→ **REQUIRED TASK**
Every record should be written out exactly, please.
Start of MATERIAL PROVIDED
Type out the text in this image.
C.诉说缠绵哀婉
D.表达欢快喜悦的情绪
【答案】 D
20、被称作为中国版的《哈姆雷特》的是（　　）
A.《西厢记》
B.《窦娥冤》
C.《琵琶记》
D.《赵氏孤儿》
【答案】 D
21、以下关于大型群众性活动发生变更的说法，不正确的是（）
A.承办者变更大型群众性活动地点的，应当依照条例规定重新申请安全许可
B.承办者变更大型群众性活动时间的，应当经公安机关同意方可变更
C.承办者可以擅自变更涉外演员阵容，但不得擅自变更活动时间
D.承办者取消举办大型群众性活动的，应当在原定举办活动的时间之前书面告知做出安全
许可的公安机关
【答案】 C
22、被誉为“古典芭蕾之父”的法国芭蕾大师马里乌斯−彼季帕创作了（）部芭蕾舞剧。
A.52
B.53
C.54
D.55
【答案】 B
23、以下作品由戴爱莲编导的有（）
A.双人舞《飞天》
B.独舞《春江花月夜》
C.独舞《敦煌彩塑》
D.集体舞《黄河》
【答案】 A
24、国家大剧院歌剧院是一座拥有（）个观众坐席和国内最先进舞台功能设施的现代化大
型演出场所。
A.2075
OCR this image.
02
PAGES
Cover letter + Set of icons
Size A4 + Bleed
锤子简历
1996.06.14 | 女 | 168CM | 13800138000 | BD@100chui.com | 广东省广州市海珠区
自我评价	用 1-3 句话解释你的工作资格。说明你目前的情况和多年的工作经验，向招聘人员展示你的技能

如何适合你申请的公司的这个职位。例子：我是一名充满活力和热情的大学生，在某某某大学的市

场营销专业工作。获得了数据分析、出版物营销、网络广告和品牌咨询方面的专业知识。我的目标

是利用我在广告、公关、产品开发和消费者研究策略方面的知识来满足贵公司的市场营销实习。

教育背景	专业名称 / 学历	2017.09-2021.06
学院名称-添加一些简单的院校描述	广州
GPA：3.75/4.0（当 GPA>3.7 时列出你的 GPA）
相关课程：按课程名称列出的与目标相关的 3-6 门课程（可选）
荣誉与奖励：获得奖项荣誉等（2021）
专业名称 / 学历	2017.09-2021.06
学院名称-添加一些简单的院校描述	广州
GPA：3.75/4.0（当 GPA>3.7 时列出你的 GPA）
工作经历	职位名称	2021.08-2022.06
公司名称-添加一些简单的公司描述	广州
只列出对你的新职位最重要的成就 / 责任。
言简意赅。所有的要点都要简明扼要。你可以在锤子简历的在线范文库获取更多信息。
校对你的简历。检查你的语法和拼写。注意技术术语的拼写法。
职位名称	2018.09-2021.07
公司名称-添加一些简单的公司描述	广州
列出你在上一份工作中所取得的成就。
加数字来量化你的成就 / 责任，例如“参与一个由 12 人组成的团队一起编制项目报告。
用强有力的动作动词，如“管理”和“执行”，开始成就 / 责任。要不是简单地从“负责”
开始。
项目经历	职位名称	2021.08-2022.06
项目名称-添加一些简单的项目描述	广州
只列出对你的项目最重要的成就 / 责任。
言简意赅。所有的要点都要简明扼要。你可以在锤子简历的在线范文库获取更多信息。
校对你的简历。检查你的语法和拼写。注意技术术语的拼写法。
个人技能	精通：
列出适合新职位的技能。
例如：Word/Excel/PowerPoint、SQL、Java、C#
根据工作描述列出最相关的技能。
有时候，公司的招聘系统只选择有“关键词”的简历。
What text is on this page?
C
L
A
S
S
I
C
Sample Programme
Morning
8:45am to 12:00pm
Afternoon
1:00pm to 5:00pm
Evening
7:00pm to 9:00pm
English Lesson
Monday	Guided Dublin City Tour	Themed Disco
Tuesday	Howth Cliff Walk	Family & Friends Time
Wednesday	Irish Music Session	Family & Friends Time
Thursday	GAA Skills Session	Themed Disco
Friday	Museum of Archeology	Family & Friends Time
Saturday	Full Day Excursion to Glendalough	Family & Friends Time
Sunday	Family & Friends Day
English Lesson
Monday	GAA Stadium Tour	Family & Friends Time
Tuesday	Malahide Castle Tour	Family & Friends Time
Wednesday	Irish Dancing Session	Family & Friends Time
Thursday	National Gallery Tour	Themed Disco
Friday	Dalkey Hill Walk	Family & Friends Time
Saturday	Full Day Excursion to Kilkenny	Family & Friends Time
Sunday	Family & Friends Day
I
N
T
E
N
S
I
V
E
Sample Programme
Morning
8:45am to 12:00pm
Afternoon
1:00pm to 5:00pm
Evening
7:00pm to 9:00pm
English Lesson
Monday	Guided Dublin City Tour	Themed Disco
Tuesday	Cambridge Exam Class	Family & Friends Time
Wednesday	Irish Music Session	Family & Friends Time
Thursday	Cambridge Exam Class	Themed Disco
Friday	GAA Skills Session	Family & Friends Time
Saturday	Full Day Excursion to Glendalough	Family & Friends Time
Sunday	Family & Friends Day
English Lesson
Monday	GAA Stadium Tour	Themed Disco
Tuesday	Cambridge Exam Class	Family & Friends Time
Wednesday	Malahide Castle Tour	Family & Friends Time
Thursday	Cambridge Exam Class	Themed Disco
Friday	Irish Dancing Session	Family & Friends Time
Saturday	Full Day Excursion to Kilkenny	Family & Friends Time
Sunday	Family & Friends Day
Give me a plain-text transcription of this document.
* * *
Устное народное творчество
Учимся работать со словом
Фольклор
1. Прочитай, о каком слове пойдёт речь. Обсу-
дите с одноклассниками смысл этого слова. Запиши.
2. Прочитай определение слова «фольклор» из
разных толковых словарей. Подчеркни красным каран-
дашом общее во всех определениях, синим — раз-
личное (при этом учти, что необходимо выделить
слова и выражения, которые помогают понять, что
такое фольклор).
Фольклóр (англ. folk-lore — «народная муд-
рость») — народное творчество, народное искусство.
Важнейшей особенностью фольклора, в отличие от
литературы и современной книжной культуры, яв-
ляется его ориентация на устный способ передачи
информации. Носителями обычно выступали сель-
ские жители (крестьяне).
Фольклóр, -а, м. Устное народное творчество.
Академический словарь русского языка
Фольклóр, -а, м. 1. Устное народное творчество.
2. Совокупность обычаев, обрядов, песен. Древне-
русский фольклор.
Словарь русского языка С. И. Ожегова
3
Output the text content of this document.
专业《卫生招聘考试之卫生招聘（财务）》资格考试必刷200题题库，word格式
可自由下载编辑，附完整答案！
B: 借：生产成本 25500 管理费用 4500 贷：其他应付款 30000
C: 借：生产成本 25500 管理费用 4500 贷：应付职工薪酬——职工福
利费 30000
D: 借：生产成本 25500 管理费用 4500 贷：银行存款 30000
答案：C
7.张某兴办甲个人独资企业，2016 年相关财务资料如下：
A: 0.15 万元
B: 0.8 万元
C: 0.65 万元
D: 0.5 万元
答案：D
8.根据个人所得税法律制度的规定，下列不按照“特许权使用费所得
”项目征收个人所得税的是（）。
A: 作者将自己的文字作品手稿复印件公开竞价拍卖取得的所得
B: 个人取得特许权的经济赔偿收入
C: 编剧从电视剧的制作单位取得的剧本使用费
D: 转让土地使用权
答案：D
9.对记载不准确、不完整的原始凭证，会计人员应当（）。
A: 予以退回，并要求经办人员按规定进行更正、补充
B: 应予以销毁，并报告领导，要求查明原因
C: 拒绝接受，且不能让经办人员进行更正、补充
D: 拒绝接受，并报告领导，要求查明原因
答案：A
End of MATERIAL PROVIDED
→ **SOLUTION FOR THIS EXERCISE**
Type out the text in this image.
C.诉说缠绵哀婉
D.表达欢快喜悦的情绪
【答案】 D
20、被称作为中国版的《哈姆雷特》的是（　　）
A.《西厢记》
B.《窦娥冤》
C.《琵琶记》
D.《赵氏孤儿》
【答案】 D
21、以下关于大型群众性活动发生变更的说法，不正确的是（）
A.承办者变更大型群众性活动地点的，应当依照条例规定重新申请安全许可
B.承办者变更大型群众性活动时间的，应当经公安机关同意方可变更
C.承办者可以擅自变更涉外演员阵容，但不得擅自变更活动时间
D.承办者取消举办大型群众性活动的，应当在原定举办活动的时间之前书面告知做出安全
许可的公安机关
【答案】 C
22、被誉为“古典芭蕾之父”的法国芭蕾大师马里乌斯−彼季帕创作了（）部芭蕾舞剧。
A.52
B.53
C.54
D.55
【答案】 B
23、以下作品由戴爱莲编导的有（）
A.双人舞《飞天》
B.独舞《春江花月夜》
C.独舞《敦煌彩塑》
D.集体舞《黄河》
【答案】 A
24、国家大剧院歌剧院是一座拥有（）个观众坐席和国内最先进舞台功能设施的现代化大
型演出场所。
A.2075
OCR this image.
02
PAGES
Cover letter + Set of icons
Size A4 + Bleed
锤子简历
1996.06.14 | 女 | 168CM | 13800138000 | BD@100chui.com | 广东省广州市海珠区
自我评价	用 1-3 句话解释你的工作资格。说明你目前的情况和多年的工作经验，向招聘人员展示你的技能

如何适合你申请的公司的这个职位。例子：我是一名充满活力和热情的大学生，在某某某大学的市

场营销专业工作。获得了数据分析、出版物营销、网络广告和品牌咨询方面的专业知识。我的目标

是利用我在广告、公关、产品开发和消费者研究策略方面的知识来满足贵公司的市场营销实习。

教育背景	专业名称 / 学历	2017.09-2021.06
学院名称-添加一些简单的院校描述	广州
GPA：3.75/4.0（当 GPA>3.7 时列出你的 GPA）
相关课程：按课程名称列出的与目标相关的 3-6 门课程（可选）
荣誉与奖励：获得奖项荣誉等（2021）
专业名称 / 学历	2017.09-2021.06
学院名称-添加一些简单的院校描述	广州
GPA：3.75/4.0（当 GPA>3.7 时列出你的 GPA）
工作经历	职位名称	2021.08-2022.06
公司名称-添加一些简单的公司描述	广州
只列出对你的新职位最重要的成就 / 责任。
言简意赅。所有的要点都要简明扼要。你可以在锤子简历的在线范文库获取更多信息。
校对你的简历。检查你的语法和拼写。注意技术术语的拼写法。
职位名称	2018.09-2021.07
公司名称-添加一些简单的公司描述	广州
列出你在上一份工作中所取得的成就。
加数字来量化你的成就 / 责任，例如“参与一个由 12 人组成的团队一起编制项目报告。
用强有力的动作动词，如“管理”和“执行”，开始成就 / 责任。要不是简单地从“负责”
开始。
项目经历	职位名称	2021.08-2022.06
项目名称-添加一些简单的项目描述	广州
只列出对你的项目最重要的成就 / 责任。
言简意赅。所有的要点都要简明扼要。你可以在锤子简历的在线范文库获取更多信息。
校对你的简历。检查你的语法和拼写。注意技术术语的拼写法。
个人技能	精通：
列出适合新职位的技能。
例如：Word/Excel/PowerPoint、SQL、Java、C#
根据工作描述列出最相关的技能。
有时候，公司的招聘系统只选择有“关键词”的简历。
What text is on this page?
C
L
A
S
S
I
C
Sample Programme
Morning
8:45am to 12:00pm
Afternoon
1:00pm to 5:00pm
Evening
7:00pm to 9:00pm
English Lesson
Monday	Guided Dublin City Tour	Themed Disco
Tuesday	Howth Cliff Walk	Family & Friends Time
Wednesday	Irish Music Session	Family & Friends Time
Thursday	GAA Skills Session	Themed Disco
Friday	Museum of Archeology	Family & Friends Time
Saturday	Full Day Excursion to Glendalough	Family & Friends Time
Sunday	Family & Friends Day
English Lesson
Monday	GAA Stadium Tour	Family & Friends Time
Tuesday	Malahide Castle Tour	Family & Friends Time
Wednesday	Irish Dancing Session	Family & Friends Time
Thursday	National Gallery Tour	Themed Disco
Friday	Dalkey Hill Walk	Family & Friends Time
Saturday	Full Day Excursion to Kilkenny	Family & Friends Time
Sunday	Family & Friends Day
I
N
T
E
N
S
I
V
E
Sample Programme
Morning
8:45am to 12:00pm
Afternoon
1:00pm to 5:00pm
Evening
7:00pm to 9:00pm
English Lesson
Monday	Guided Dublin City Tour	Themed Disco
Tuesday	Cambridge Exam Class	Family & Friends Time
Wednesday	Irish Music Session	Family & Friends Time
Thursday	Cambridge Exam Class	Themed Disco
Friday	GAA Skills Session	Family & Friends Time
Saturday	Full Day Excursion to Glendalough	Family & Friends Time
Sunday	Family & Friends Day
English Lesson
Monday	GAA Stadium Tour	Themed Disco
Tuesday	Cambridge Exam Class	Family & Friends Time
Wednesday	Malahide Castle Tour	Family & Friends Time
Thursday	Cambridge Exam Class	Themed Disco
Friday	Irish Dancing Session	Family & Friends Time
Saturday	Full Day Excursion to Kilkenny	Family & Friends Time
Sunday	Family & Friends Day
Give me a plain-text transcription of this document.
* * *
Устное народное творчество
Учимся работать со словом
Фольклор
1. Прочитай, о каком слове пойдёт речь. Обсу-
дите с одноклассниками смысл этого слова. Запиши.
2. Прочитай определение слова «фольклор» из
разных толковых словарей. Подчеркни красным каран-
дашом общее во всех определениях, синим — раз-
личное (при этом учти, что необходимо выделить
слова и выражения, которые помогают понять, что
такое фольклор).
Фольклóр (англ. folk-lore — «народная муд-
рость») — народное творчество, народное искусство.
Важнейшей особенностью фольклора, в отличие от
литературы и современной книжной культуры, яв-
ляется его ориентация на устный способ передачи
информации. Носителями обычно выступали сель-
ские жители (крестьяне).
Фольклóр, -а, м. Устное народное творчество.
Академический словарь русского языка
Фольклóр, -а, м. 1. Устное народное творчество.
2. Совокупность обычаев, обрядов, песен. Древне-
русский фольклор.
Словарь русского языка С. И. Ожегова
3
Output the text content of this document.
专业《卫生招聘考试之卫生招聘（财务）》资格考试必刷200题题库，word格式
可自由下载编辑，附完整答案！
B: 借：生产成本 25500 管理费用 4500 贷：其他应付款 30000
C: 借：生产成本 25500 管理费用 4500 贷：应付职工薪酬——职工福
利费 30000
D: 借：生产成本 25500 管理费用 4500 贷：银行存款 30000
答案：C
7.张某兴办甲个人独资企业，2016 年相关财务资料如下：
A: 0.15 万元
B: 0.8 万元
C: 0.65 万元
D: 0.5 万元
答案：D
8.根据个人所得税法律制度的规定，下列不按照“特许权使用费所得
”项目征收个人所得税的是（）。
A: 作者将自己的文字作品手稿复印件公开竞价拍卖取得的所得
B: 个人取得特许权的经济赔偿收入
C: 编剧从电视剧的制作单位取得的剧本使用费
D: 转让土地使用权
答案：D
9.对记载不准确、不完整的原始凭证，会计人员应当（）。
A: 予以退回，并要求经办人员按规定进行更正、补充
B: 应予以销毁，并报告领导，要求查明原因
C: 拒绝接受，且不能让经办人员进行更正、补充
D: 拒绝接受，并报告领导，要求查明原因
答案：A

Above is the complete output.